PROVIDED PASSAGE:
»»
Sunday, April 3, 2011

Removing a Fake-antivirus / Spyware

So this Saturday I noticed that my Eee PC Acer Netbook-laptop (running windows-XP) got infected by one of those nasty Fake-Antiviruses. Having worked for over a year @ the Loughborough UNI PC-Clinic, I knew straight away what to do, but this one was a nasty one and it did take me over 6 hours to clean and repair my system. Having a complicated programming environment set-up on my laptop I really didn't feel like re-installing everything, and I decided to identify and eliminate the virus carefully. I briefly share my experience here since it could help some other poor soul with the same problem.
  1. ...as soon as you notice the annoying pop-ups and fake/suspiciously-looking security centre warnings, restart your system and boot it up into "Safe-Mode with Networking". On most laptops you need to press/hold F8 to get the screen from which to choose Safe-Mode...
  2. ...the problem usually is, that the spyware will de-associate .exe files and you wont be able to start any programs, such as command line, reg-edit or even a browser (browsers start-up page and proxy-settings are also changed, so be careful to fix your browser settings). If you are lucky safe-mode will prevent the spyware running, but in my case safe-mode didnt help. But there's a surprisingly simple trick: If you have numerous accounts on your XP system and you usually use only one of them select the one that you use rarely or never (quite often this is the administrator account), and if you are lucky it turns out that the anti-virus will not have infected that user-account!
  3. ...I was lucky that my Admin-user account wasn't infected and from there I was able to manually look for the process in windows task manager and search my system for such files and delete them manually [be careful not to delete system files - also most likely you will have to enable the viewing of system files under win-xp].
  4. ...in safe-mode I was also able to run the following tools: Malwarebytes, SpyBot Search & Destroy and SUPERAntySpyware. The reason for running "Safe-Mode with Networking" is you can connect to the internet to update to the latest anti-spyware/virus definition files. If a connection to internet cannot be established make sure to install the latest versions and for SpyBot Search & Destroy you can install the latest definition files separately, which is very handy. Run all the tools in sequence (rebooting - back into safe-mode [this is important!!]) Each software found different elements of the spyware and were able to remove most of it. This will take a lot of time, each scan can take much more than an hour (I tend to set the process priority for the scan to "Real Time" as the OS scheduler this way allocates more CPU time to the process & the scan will run quicker).
««
EXTRACTED RECORDS:
»»
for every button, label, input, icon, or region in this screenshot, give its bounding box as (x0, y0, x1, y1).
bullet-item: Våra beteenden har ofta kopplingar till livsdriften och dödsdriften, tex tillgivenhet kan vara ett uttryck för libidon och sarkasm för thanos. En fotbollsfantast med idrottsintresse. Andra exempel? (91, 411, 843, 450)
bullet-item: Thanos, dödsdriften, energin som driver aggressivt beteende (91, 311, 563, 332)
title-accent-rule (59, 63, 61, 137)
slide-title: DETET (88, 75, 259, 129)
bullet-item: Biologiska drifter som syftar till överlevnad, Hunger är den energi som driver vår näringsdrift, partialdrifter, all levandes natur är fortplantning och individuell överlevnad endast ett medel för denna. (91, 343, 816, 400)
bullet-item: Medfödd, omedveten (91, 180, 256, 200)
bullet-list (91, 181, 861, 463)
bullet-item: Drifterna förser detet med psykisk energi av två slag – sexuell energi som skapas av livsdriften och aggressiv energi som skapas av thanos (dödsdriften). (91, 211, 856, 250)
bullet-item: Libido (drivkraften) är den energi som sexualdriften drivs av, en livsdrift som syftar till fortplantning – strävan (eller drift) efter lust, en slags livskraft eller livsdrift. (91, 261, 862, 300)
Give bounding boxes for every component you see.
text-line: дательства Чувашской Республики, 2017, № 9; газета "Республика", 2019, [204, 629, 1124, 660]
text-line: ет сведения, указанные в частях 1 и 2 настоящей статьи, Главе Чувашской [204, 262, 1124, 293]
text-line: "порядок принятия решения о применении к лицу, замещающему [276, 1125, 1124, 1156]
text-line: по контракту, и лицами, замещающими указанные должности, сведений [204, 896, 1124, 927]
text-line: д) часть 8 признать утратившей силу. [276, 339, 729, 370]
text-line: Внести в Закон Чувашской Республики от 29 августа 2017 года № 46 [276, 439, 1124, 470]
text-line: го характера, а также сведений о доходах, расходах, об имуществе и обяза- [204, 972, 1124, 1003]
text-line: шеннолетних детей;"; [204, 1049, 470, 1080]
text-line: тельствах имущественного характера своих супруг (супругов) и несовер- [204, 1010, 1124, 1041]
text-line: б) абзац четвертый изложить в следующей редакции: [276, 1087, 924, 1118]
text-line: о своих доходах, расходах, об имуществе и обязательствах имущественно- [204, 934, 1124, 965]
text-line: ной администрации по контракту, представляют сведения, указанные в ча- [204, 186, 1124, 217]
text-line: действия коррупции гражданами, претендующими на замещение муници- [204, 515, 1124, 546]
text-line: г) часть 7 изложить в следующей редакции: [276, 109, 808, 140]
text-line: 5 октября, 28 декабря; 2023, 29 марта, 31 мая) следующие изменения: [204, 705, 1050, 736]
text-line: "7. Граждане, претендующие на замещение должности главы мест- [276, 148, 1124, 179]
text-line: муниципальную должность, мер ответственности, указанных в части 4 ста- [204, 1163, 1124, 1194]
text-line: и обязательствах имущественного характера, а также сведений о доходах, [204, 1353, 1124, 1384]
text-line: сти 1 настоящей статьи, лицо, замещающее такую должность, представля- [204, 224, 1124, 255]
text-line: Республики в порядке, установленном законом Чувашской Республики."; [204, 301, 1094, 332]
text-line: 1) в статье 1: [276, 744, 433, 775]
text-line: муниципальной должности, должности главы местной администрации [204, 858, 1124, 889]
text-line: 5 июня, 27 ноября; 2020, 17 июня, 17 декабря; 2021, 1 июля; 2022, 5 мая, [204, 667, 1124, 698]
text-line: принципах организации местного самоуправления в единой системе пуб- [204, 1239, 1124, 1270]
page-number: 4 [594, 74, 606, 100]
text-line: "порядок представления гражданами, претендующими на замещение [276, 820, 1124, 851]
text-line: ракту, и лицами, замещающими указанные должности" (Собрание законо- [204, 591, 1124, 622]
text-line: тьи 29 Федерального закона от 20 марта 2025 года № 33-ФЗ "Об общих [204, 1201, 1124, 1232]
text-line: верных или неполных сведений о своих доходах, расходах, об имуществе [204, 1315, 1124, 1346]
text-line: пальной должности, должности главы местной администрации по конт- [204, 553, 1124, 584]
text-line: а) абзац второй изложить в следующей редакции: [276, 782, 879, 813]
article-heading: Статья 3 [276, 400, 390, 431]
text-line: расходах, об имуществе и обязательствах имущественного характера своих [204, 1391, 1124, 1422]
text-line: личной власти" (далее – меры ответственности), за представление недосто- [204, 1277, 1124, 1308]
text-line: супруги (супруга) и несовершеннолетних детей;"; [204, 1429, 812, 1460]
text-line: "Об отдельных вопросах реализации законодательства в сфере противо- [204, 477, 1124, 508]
««
WHAT YOU WILL DO:
1) Answer these questions about the fake-antivirus removal post:
(a) On most laptops, which key do you press or hold to reach the screen for choosing Safe-Mode?
(b) Which user account was not infected on the author's system?
(c) Which three tools did the author run in safe-mode?
2) Transcribe the fake-antivirus removal post between "4. ...in safe-mode" and "will run quicker).", inclusive.

TASK RESPONSES:
1)
(a) F8.
(b) The Admin-user account.
(c) Malwarebytes, SpyBot Search & Destroy, and SUPERAntySpyware.

2)
4. ...in safe-mode I was also able to run the following tools: Malwarebytes, SpyBot Search & Destroy and SUPERAntySpyware. The reason for running "Safe-Mode with Networking" is you can connect to the internet to update to the latest anti-spyware/virus definition files. If a connection to internet cannot be established make sure to install the latest versions and for SpyBot Search & Destroy you can install the latest definition files separately, which is very handy. Run all the tools in sequence (rebooting - back into safe-mode [this is important!!]) Each software found different elements of the spyware and were able to remove most of it. This will take a lot of time, each scan can take much more than an hour (I tend to set the process priority for the scan to "Real Time" as the OS scheduler this way allocates more CPU time to the process & the scan will run quicker).